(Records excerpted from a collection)
↓↓↓

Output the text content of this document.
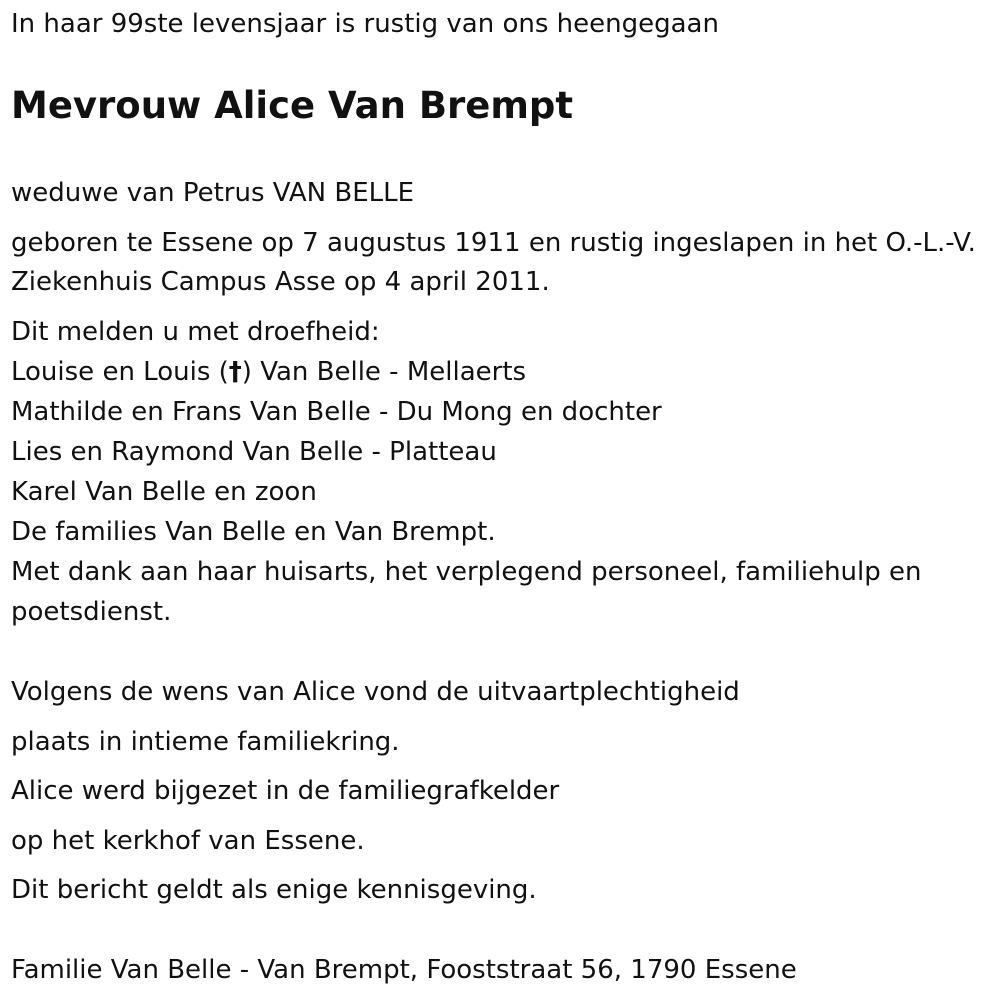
In haar 99ste levensjaar is rustig van ons heengegaan
Mevrouw Alice Van Brempt
weduwe van Petrus VAN BELLE
geboren te Essene op 7 augustus 1911 en rustig ingeslapen in het O.-L.-V.
Ziekenhuis Campus Asse op 4 april 2011.
Dit melden u met droefheid:
Louise en Louis (†) Van Belle - Mellaerts
Mathilde en Frans Van Belle - Du Mong en dochter
Lies en Raymond Van Belle - Platteau
Karel Van Belle en zoon
De families Van Belle en Van Brempt.
Met dank aan haar huisarts, het verplegend personeel, familiehulp en
poetsdienst.
Volgens de wens van Alice vond de uitvaartplechtigheid
plaats in intieme familiekring.
Alice werd bijgezet in de familiegrafkelder
op het kerkhof van Essene.
Dit bericht geldt als enige kennisgeving.
Familie Van Belle - Van Brempt, Fooststraat 56, 1790 Essene
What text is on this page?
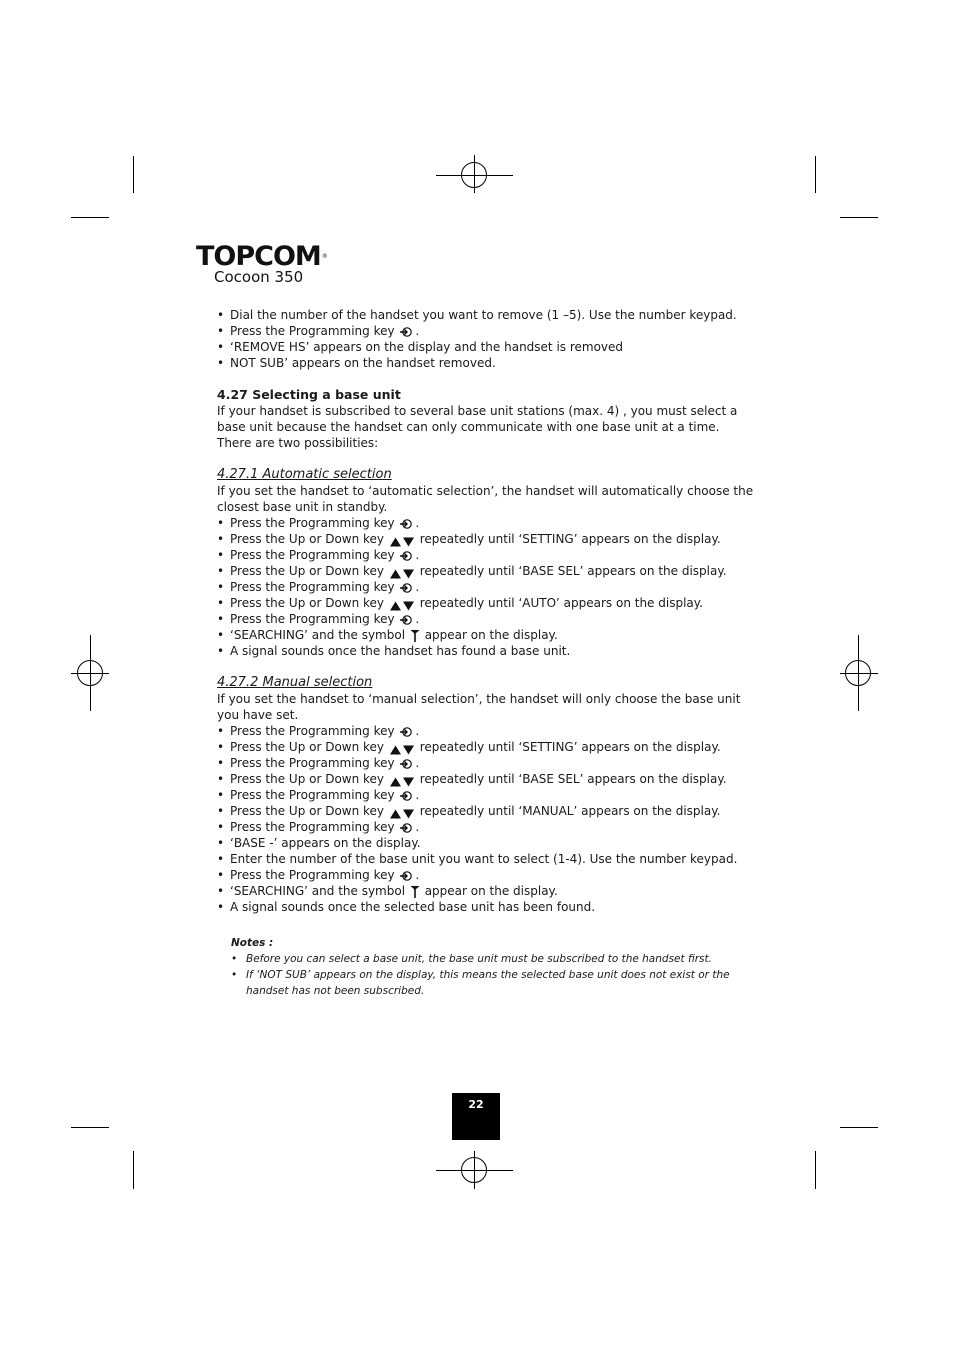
TOPCOM®
Cocoon 350
• Dial the number of the handset you want to remove (1 –5). Use the number keypad.
• Press the Programming key .
• ‘REMOVE HS’ appears on the display and the handset is removed
• NOT SUB’ appears on the handset removed.
4.27 Selecting a base unit

If your handset is subscribed to several base unit stations (max. 4) , you must select a base unit because the handset can only communicate with one base unit at a time. There are two possibilities:

4.27.1 Automatic selection

If you set the handset to ‘automatic selection’, the handset will automatically choose the closest base unit in standby.

• Press the Programming key .
• Press the Up or Down key	repeatedly until ‘SETTING’ appears on the display.
• Press the Programming key .
• Press the Up or Down key	repeatedly until ‘BASE SEL’ appears on the display.
• Press the Programming key .
• Press the Up or Down key	repeatedly until ‘AUTO’ appears on the display.
• Press the Programming key .
• ‘SEARCHING’ and the symbol appear on the display.
• A signal sounds once the handset has found a base unit.
4.27.2 Manual selection

If you set the handset to ‘manual selection’, the handset will only choose the base unit you have set.

• Press the Programming key .
• Press the Up or Down key	repeatedly until ‘SETTING’ appears on the display.
• Press the Programming key .
• Press the Up or Down key	repeatedly until ‘BASE SEL’ appears on the display.
• Press the Programming key .
• Press the Up or Down key	repeatedly until ‘MANUAL’ appears on the display.
• Press the Programming key .
• ‘BASE -’ appears on the display.
• Enter the number of the base unit you want to select (1-4). Use the number keypad.
• Press the Programming key .
• ‘SEARCHING’ and the symbol appear on the display.
• A signal sounds once the selected base unit has been found.
Notes :
• Before you can select a base unit, the base unit must be subscribed to the handset first.
• If ‘NOT SUB’ appears on the display, this means the selected base unit does not exist or the handset has not been subscribed.
22
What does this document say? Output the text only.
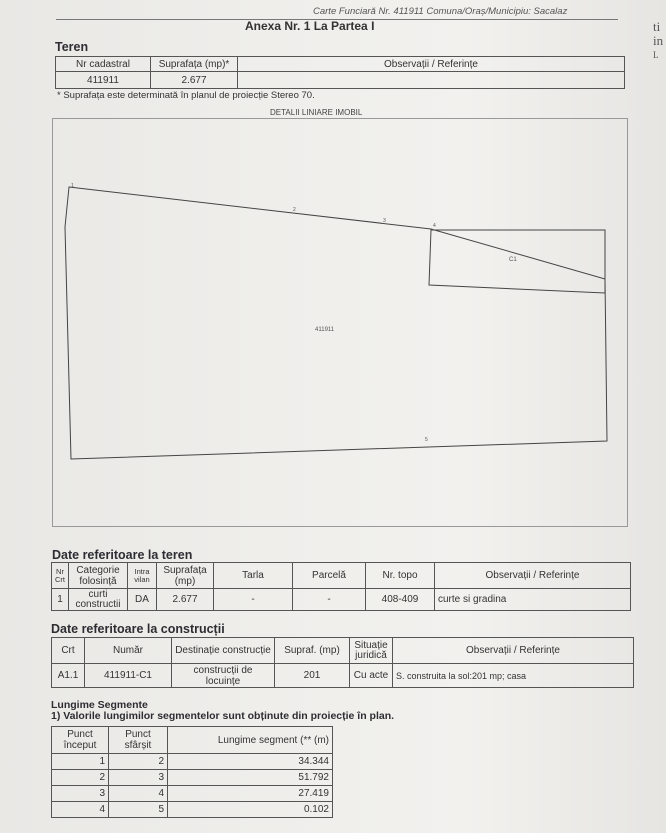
Carte Funciară Nr. 411911 Comuna/Oraș/Municipiu: Sacalaz
Anexa Nr. 1 La Partea I	ti
in
L
Teren
Nr cadastral	Suprafața (mp)*	Observații / Referințe
411911	2.677	
* Suprafața este determinată în planul de proiecție Stereo 70.
DETALII LINIARE IMOBIL
411911
C1
1
2
3
4
5
Date referitoare la teren
Nr Crt	Categorie folosință	Intra vilan	Suprafața (mp)	Tarla	Parcelă	Nr. topo	Observații / Referințe
1	curti constructii	DA	2.677	-	-	408-409	curte si gradina
Date referitoare la construcții
Crt	Număr	Destinație construcție	Supraf. (mp)	Situație juridică	Observații / Referințe
A1.1	411911-C1	construcții de locuințe	201	Cu acte	S. construita la sol:201 mp; casa
Lungime Segmente
1) Valorile lungimilor segmentelor sunt obținute din proiecție în plan.
Punct început	Punct sfârșit	Lungime segment (** (m)
1	2	34.344
2	3	51.792
3	4	27.419
4	5	0.102
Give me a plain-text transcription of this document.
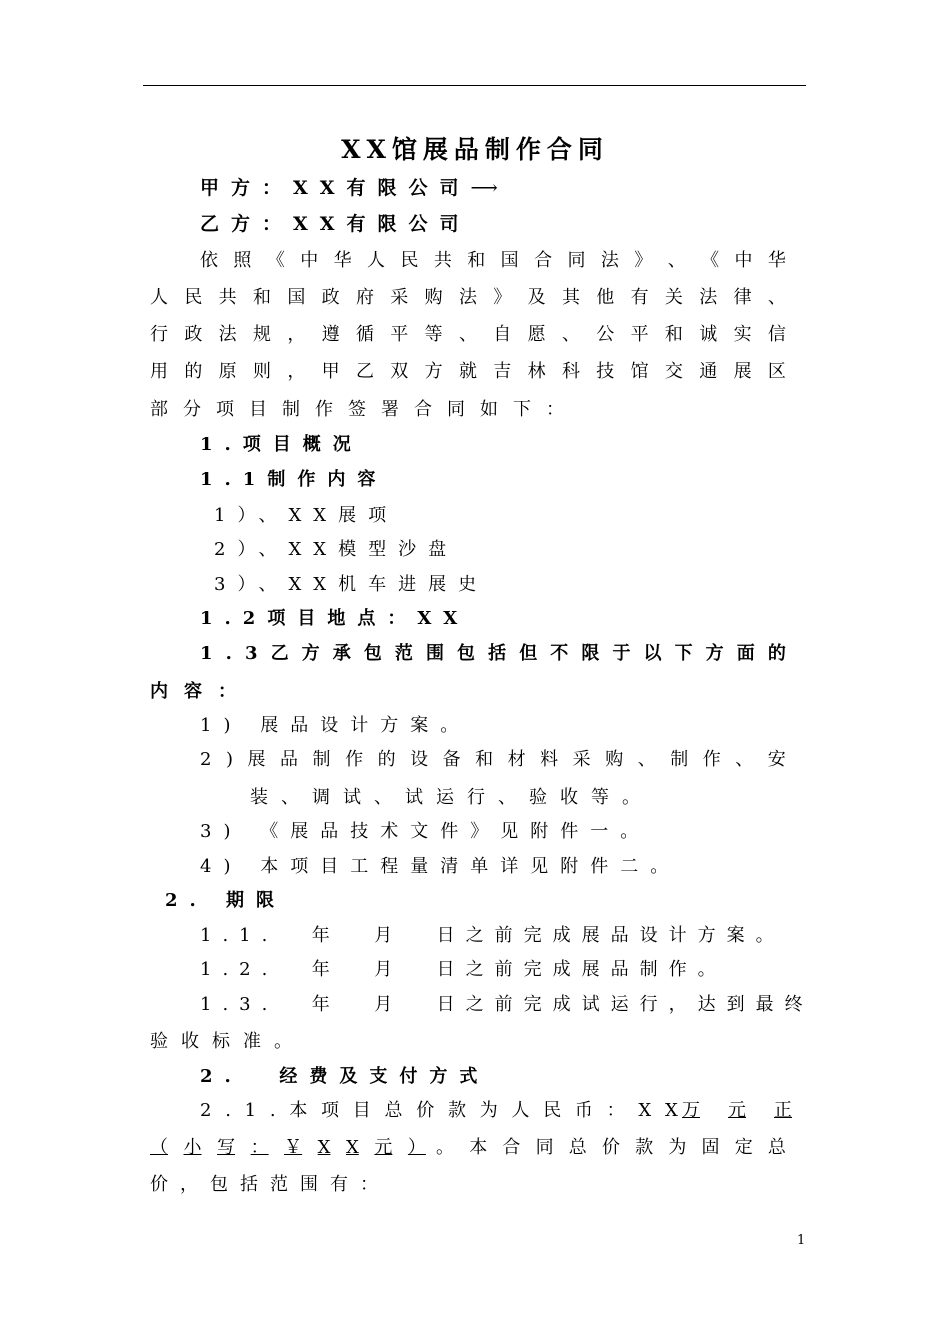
XX馆展品制作合同
甲方：XX有限公司⟶
乙方：XX有限公司
依 照 《 中 华 人 民 共 和 国 合 同 法 》 、 《 中 华
人 民 共 和 国 政 府 采 购 法 》 及 其 他 有 关 法 律 、
行 政 法 规 ， 遵 循 平 等 、 自 愿 、 公 平 和 诚 实 信
用 的 原 则 ， 甲 乙 双 方 就 吉 林 科 技 馆 交 通 展 区
部分项目制作签署合同如下：
1.项目概况
1.1制作内容
1）、XX展项
2）、XX模型沙盘
3）、XX机车进展史
1.2项目地点：XX
1 . 3 乙 方 承 包 范 围 包 括 但 不 限 于 以 下 方 面 的
内容：
1) 展品设计方案。
2 ) 展 品 制 作 的 设 备 和 材 料 采 购 、 制 作 、 安
装、调试、试运行、验收等。
3) 《展品技术文件》见附件一。
4) 本项目工程量清单详见附件二。
2. 期限
1.1.  年  月  日之前完成展品设计方案。
1.2.  年  月  日之前完成展品制作。
1.3.  年  月  日之前完成试运行，达到最终
验收标准。
2.  经费及支付方式
2 . 1 . 本 项 目 总 价 款 为 人 民 币 ： X X 万 元 正
（ 小 写 ： ￥ X X 元 ） 。 本 合 同 总 价 款 为 固 定 总
价，包括范围有：
1
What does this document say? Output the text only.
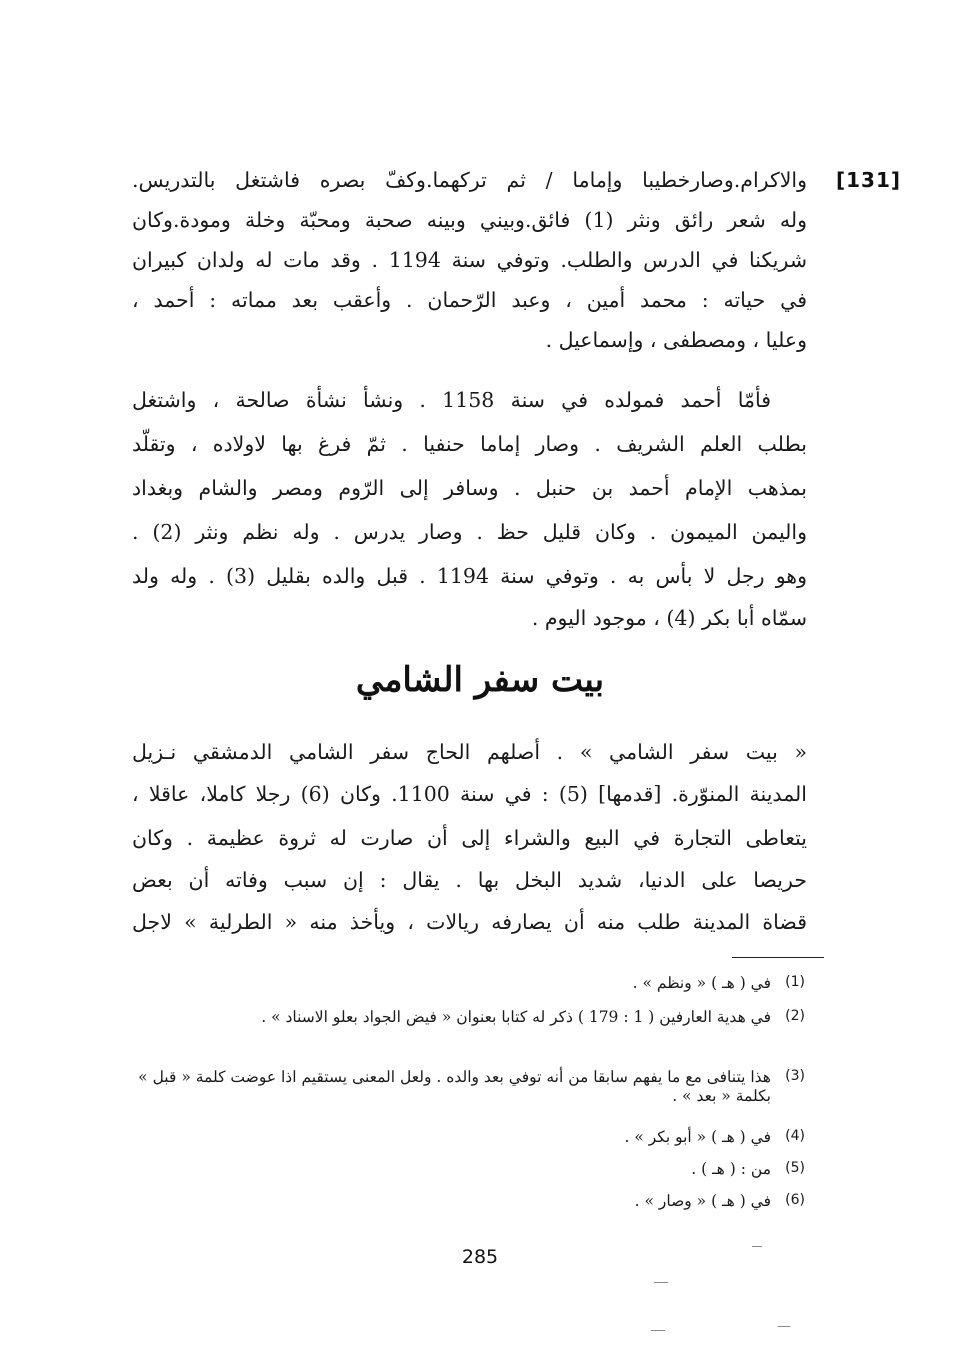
[131]
والاكرام.وصارخطيبا وإماما / ثم تركهما.وكفّ بصره فاشتغل بالتدريس.
وله شعر رائق ونثر (1) فائق.وبيني وبينه صحبة ومحبّة وخلة ومودة.وكان
شريكنا في الدرس والطلب. وتوفي سنة 1194 . وقد مات له ولدان كبيران
في حياته : محمد أمين ، وعبد الرّحمان . وأعقب بعد مماته : أحمد ،
وعليا ، ومصطفى ، وإسماعيل .
فأمّا أحمد فمولده في سنة 1158 . ونشأ نشأة صالحة ، واشتغل
بطلب العلم الشريف . وصار إماما حنفيا . ثمّ فرغ بها لاولاده ، وتقلّد
بمذهب الإمام أحمد بن حنبل . وسافر إلى الرّوم ومصر والشام وبغداد
واليمن الميمون . وكان قليل حظ . وصار يدرس . وله نظم ونثر (2) .
وهو رجل لا بأس به . وتوفي سنة 1194 . قبل والده بقليل (3) . وله ولد
سمّاه أبا بكر (4) ، موجود اليوم .
بيت سفر الشامي
« بيت سفر الشامي » . أصلهم الحاج سفر الشامي الدمشقي نـزيل
المدينة المنوّرة. [قدمها] (5) : في سنة 1100. وكان (6) رجلا كاملا، عاقلا ،
يتعاطى التجارة في البيع والشراء إلى أن صارت له ثروة عظيمة . وكان
حريصا على الدنيا، شديد البخل بها . يقال : إن سبب وفاته أن بعض
قضاة المدينة طلب منه أن يصارفه ريالات ، ويأخذ منه « الطرلية » لاجل
(1)
في ( هـ ) « ونظم » .
(2)
في هدية العارفين ( 1 : 179 ) ذكر له كتابا بعنوان « فيض الجواد بعلو الاسناد » .
(3)
هذا يتنافى مع ما يفهم سابقا من أنه توفي بعد والده . ولعل المعنى يستقيم اذا عوضت كلمة « قبل » بكلمة « بعد » .
(4)
في ( هـ ) « أبو بكر » .
(5)
من : ( هـ ) .
(6)
في ( هـ ) « وصار » .
285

↑↑↑

§ **TASK GOAL**: Repeat the records above verbatim, with no pictures in the result.

§ **RESPONSE**:
Output the text content of this document.
In haar 99ste levensjaar is rustig van ons heengegaan
Mevrouw Alice Van Brempt
weduwe van Petrus VAN BELLE
geboren te Essene op 7 augustus 1911 en rustig ingeslapen in het O.-L.-V.
Ziekenhuis Campus Asse op 4 april 2011.
Dit melden u met droefheid:
Louise en Louis (†) Van Belle - Mellaerts
Mathilde en Frans Van Belle - Du Mong en dochter
Lies en Raymond Van Belle - Platteau
Karel Van Belle en zoon
De families Van Belle en Van Brempt.
Met dank aan haar huisarts, het verplegend personeel, familiehulp en
poetsdienst.
Volgens de wens van Alice vond de uitvaartplechtigheid
plaats in intieme familiekring.
Alice werd bijgezet in de familiegrafkelder
op het kerkhof van Essene.
Dit bericht geldt als enige kennisgeving.
Familie Van Belle - Van Brempt, Fooststraat 56, 1790 Essene
What text is on this page?
TOPCOM®
Cocoon 350
• Dial the number of the handset you want to remove (1 –5). Use the number keypad.
• Press the Programming key .
• ‘REMOVE HS’ appears on the display and the handset is removed
• NOT SUB’ appears on the handset removed.
4.27 Selecting a base unit

If your handset is subscribed to several base unit stations (max. 4) , you must select a base unit because the handset can only communicate with one base unit at a time. There are two possibilities:

4.27.1 Automatic selection

If you set the handset to ‘automatic selection’, the handset will automatically choose the closest base unit in standby.

• Press the Programming key .
• Press the Up or Down key	repeatedly until ‘SETTING’ appears on the display.
• Press the Programming key .
• Press the Up or Down key	repeatedly until ‘BASE SEL’ appears on the display.
• Press the Programming key .
• Press the Up or Down key	repeatedly until ‘AUTO’ appears on the display.
• Press the Programming key .
• ‘SEARCHING’ and the symbol appear on the display.
• A signal sounds once the handset has found a base unit.
4.27.2 Manual selection

If you set the handset to ‘manual selection’, the handset will only choose the base unit you have set.

• Press the Programming key .
• Press the Up or Down key	repeatedly until ‘SETTING’ appears on the display.
• Press the Programming key .
• Press the Up or Down key	repeatedly until ‘BASE SEL’ appears on the display.
• Press the Programming key .
• Press the Up or Down key	repeatedly until ‘MANUAL’ appears on the display.
• Press the Programming key .
• ‘BASE -’ appears on the display.
• Enter the number of the base unit you want to select (1-4). Use the number keypad.
• Press the Programming key .
• ‘SEARCHING’ and the symbol appear on the display.
• A signal sounds once the selected base unit has been found.
Notes :
• Before you can select a base unit, the base unit must be subscribed to the handset first.
• If ‘NOT SUB’ appears on the display, this means the selected base unit does not exist or the handset has not been subscribed.
22
What does this document say? Output the text only.
Carte Funciară Nr. 411911 Comuna/Oraș/Municipiu: Sacalaz
Anexa Nr. 1 La Partea I	ti
in
L
Teren
Nr cadastral	Suprafața (mp)*	Observații / Referințe
411911	2.677	
* Suprafața este determinată în planul de proiecție Stereo 70.
DETALII LINIARE IMOBIL
411911
C1
1
2
3
4
5
Date referitoare la teren
Nr Crt	Categorie folosință	Intra vilan	Suprafața (mp)	Tarla	Parcelă	Nr. topo	Observații / Referințe
1	curti constructii	DA	2.677	-	-	408-409	curte si gradina
Date referitoare la construcții
Crt	Număr	Destinație construcție	Supraf. (mp)	Situație juridică	Observații / Referințe
A1.1	411911-C1	construcții de locuințe	201	Cu acte	S. construita la sol:201 mp; casa
Lungime Segmente
1) Valorile lungimilor segmentelor sunt obținute din proiecție în plan.
Punct început	Punct sfârșit	Lungime segment (** (m)
1	2	34.344
2	3	51.792
3	4	27.419
4	5	0.102
Give me a plain-text transcription of this document.
XX馆展品制作合同
甲方：XX有限公司⟶
乙方：XX有限公司
依 照 《 中 华 人 民 共 和 国 合 同 法 》 、 《 中 华
人 民 共 和 国 政 府 采 购 法 》 及 其 他 有 关 法 律 、
行 政 法 规 ， 遵 循 平 等 、 自 愿 、 公 平 和 诚 实 信
用 的 原 则 ， 甲 乙 双 方 就 吉 林 科 技 馆 交 通 展 区
部分项目制作签署合同如下：
1.项目概况
1.1制作内容
1）、XX展项
2）、XX模型沙盘
3）、XX机车进展史
1.2项目地点：XX
1 . 3 乙 方 承 包 范 围 包 括 但 不 限 于 以 下 方 面 的
内容：
1) 展品设计方案。
2 ) 展 品 制 作 的 设 备 和 材 料 采 购 、 制 作 、 安
装、调试、试运行、验收等。
3) 《展品技术文件》见附件一。
4) 本项目工程量清单详见附件二。
2. 期限
1.1.  年  月  日之前完成展品设计方案。
1.2.  年  月  日之前完成展品制作。
1.3.  年  月  日之前完成试运行，达到最终
验收标准。
2.  经费及支付方式
2 . 1 . 本 项 目 总 价 款 为 人 民 币 ： X X 万 元 正
（ 小 写 ： ￥ X X 元 ） 。 本 合 同 总 价 款 为 固 定 总
价，包括范围有：
1
What does this document say? Output the text only.
[131]
والاكرام.وصارخطيبا وإماما / ثم تركهما.وكفّ بصره فاشتغل بالتدريس.
وله شعر رائق ونثر (1) فائق.وبيني وبينه صحبة ومحبّة وخلة ومودة.وكان
شريكنا في الدرس والطلب. وتوفي سنة 1194 . وقد مات له ولدان كبيران
في حياته : محمد أمين ، وعبد الرّحمان . وأعقب بعد مماته : أحمد ،
وعليا ، ومصطفى ، وإسماعيل .
فأمّا أحمد فمولده في سنة 1158 . ونشأ نشأة صالحة ، واشتغل
بطلب العلم الشريف . وصار إماما حنفيا . ثمّ فرغ بها لاولاده ، وتقلّد
بمذهب الإمام أحمد بن حنبل . وسافر إلى الرّوم ومصر والشام وبغداد
واليمن الميمون . وكان قليل حظ . وصار يدرس . وله نظم ونثر (2) .
وهو رجل لا بأس به . وتوفي سنة 1194 . قبل والده بقليل (3) . وله ولد
سمّاه أبا بكر (4) ، موجود اليوم .
بيت سفر الشامي
« بيت سفر الشامي » . أصلهم الحاج سفر الشامي الدمشقي نـزيل
المدينة المنوّرة. [قدمها] (5) : في سنة 1100. وكان (6) رجلا كاملا، عاقلا ،
يتعاطى التجارة في البيع والشراء إلى أن صارت له ثروة عظيمة . وكان
حريصا على الدنيا، شديد البخل بها . يقال : إن سبب وفاته أن بعض
قضاة المدينة طلب منه أن يصارفه ريالات ، ويأخذ منه « الطرلية » لاجل
(1)
في ( هـ ) « ونظم » .
(2)
في هدية العارفين ( 1 : 179 ) ذكر له كتابا بعنوان « فيض الجواد بعلو الاسناد » .
(3)
هذا يتنافى مع ما يفهم سابقا من أنه توفي بعد والده . ولعل المعنى يستقيم اذا عوضت كلمة « قبل » بكلمة « بعد » .
(4)
في ( هـ ) « أبو بكر » .
(5)
من : ( هـ ) .
(6)
في ( هـ ) « وصار » .
285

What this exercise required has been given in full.